**Given task:** Find the word "when" in the data. Return every line where it appears.

**Task inputs:**
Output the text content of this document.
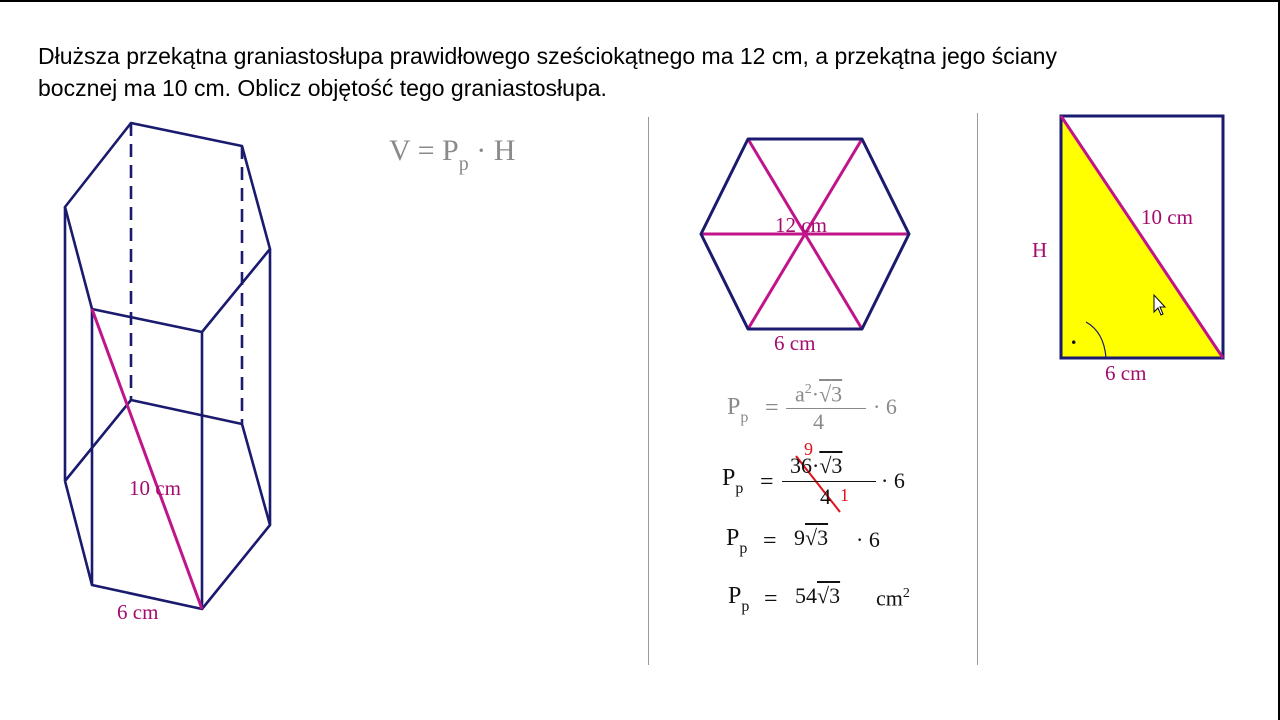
Dłuższa przekątna graniastosłupa prawidłowego sześciokątnego ma 12 cm, a przekątna jego ściany
bocznej ma 10 cm. Oblicz objętość tego graniastosłupa.
10 cm
6 cm
$V = P_p \cdot H$
12 cm
6 cm
$P_p$ =
$a^2\cdot√3$
4
· 6
$P_p$ =
9
36·√3
4 1
· 6
$P_p = 9√3 \cdot 6$
$P_p = 54√3$ $cm^2$
10 cm
H
6 cm
.
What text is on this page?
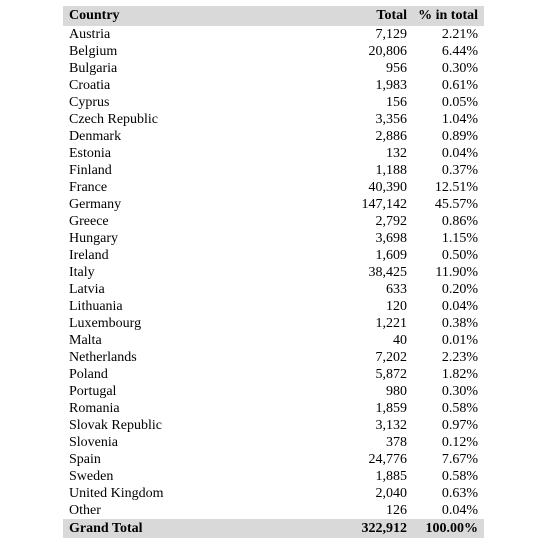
Country	Total	% in total
Austria	7,129	2.21%
Belgium	20,806	6.44%
Bulgaria	956	0.30%
Croatia	1,983	0.61%
Cyprus	156	0.05%
Czech Republic	3,356	1.04%
Denmark	2,886	0.89%
Estonia	132	0.04%
Finland	1,188	0.37%
France	40,390	12.51%
Germany	147,142	45.57%
Greece	2,792	0.86%
Hungary	3,698	1.15%
Ireland	1,609	0.50%
Italy	38,425	11.90%
Latvia	633	0.20%
Lithuania	120	0.04%
Luxembourg	1,221	0.38%
Malta	40	0.01%
Netherlands	7,202	2.23%
Poland	5,872	1.82%
Portugal	980	0.30%
Romania	1,859	0.58%
Slovak Republic	3,132	0.97%
Slovenia	378	0.12%
Spain	24,776	7.67%
Sweden	1,885	0.58%
United Kingdom	2,040	0.63%
Other	126	0.04%
Grand Total	322,912	100.00%
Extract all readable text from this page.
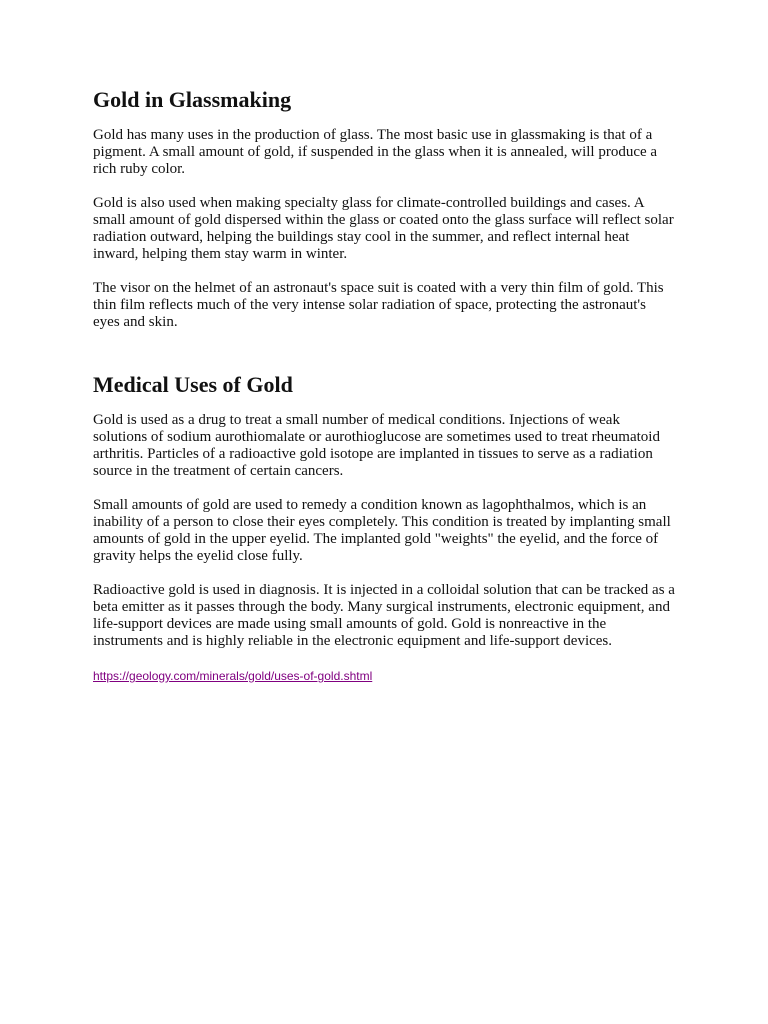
Gold in Glassmaking

Gold has many uses in the production of glass. The most basic use in glassmaking is that of a pigment. A small amount of gold, if suspended in the glass when it is annealed, will produce a rich ruby color.

Gold is also used when making specialty glass for climate-controlled buildings and cases. A small amount of gold dispersed within the glass or coated onto the glass surface will reflect solar radiation outward, helping the buildings stay cool in the summer, and reflect internal heat inward, helping them stay warm in winter.

The visor on the helmet of an astronaut's space suit is coated with a very thin film of gold. This thin film reflects much of the very intense solar radiation of space, protecting the astronaut's eyes and skin.

Medical Uses of Gold

Gold is used as a drug to treat a small number of medical conditions. Injections of weak solutions of sodium aurothiomalate or aurothioglucose are sometimes used to treat rheumatoid arthritis. Particles of a radioactive gold isotope are implanted in tissues to serve as a radiation source in the treatment of certain cancers.

Small amounts of gold are used to remedy a condition known as lagophthalmos, which is an inability of a person to close their eyes completely. This condition is treated by implanting small amounts of gold in the upper eyelid. The implanted gold "weights" the eyelid, and the force of gravity helps the eyelid close fully.

Radioactive gold is used in diagnosis. It is injected in a colloidal solution that can be tracked as a beta emitter as it passes through the body. Many surgical instruments, electronic equipment, and life-support devices are made using small amounts of gold. Gold is nonreactive in the instruments and is highly reliable in the electronic equipment and life-support devices.

https://geology.com/minerals/gold/uses-of-gold.shtml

**Final answer:**
Gold has many uses in the production of glass. The most basic use in glassmaking is that of a pigment. A small amount of gold, if suspended in the glass when it is annealed, will produce a rich ruby color.
Gold is also used when making specialty glass for climate-controlled buildings and cases. A small amount of gold dispersed within the glass or coated onto the glass surface will reflect solar radiation outward, helping the buildings stay cool in the summer, and reflect internal heat inward, helping them stay warm in winter.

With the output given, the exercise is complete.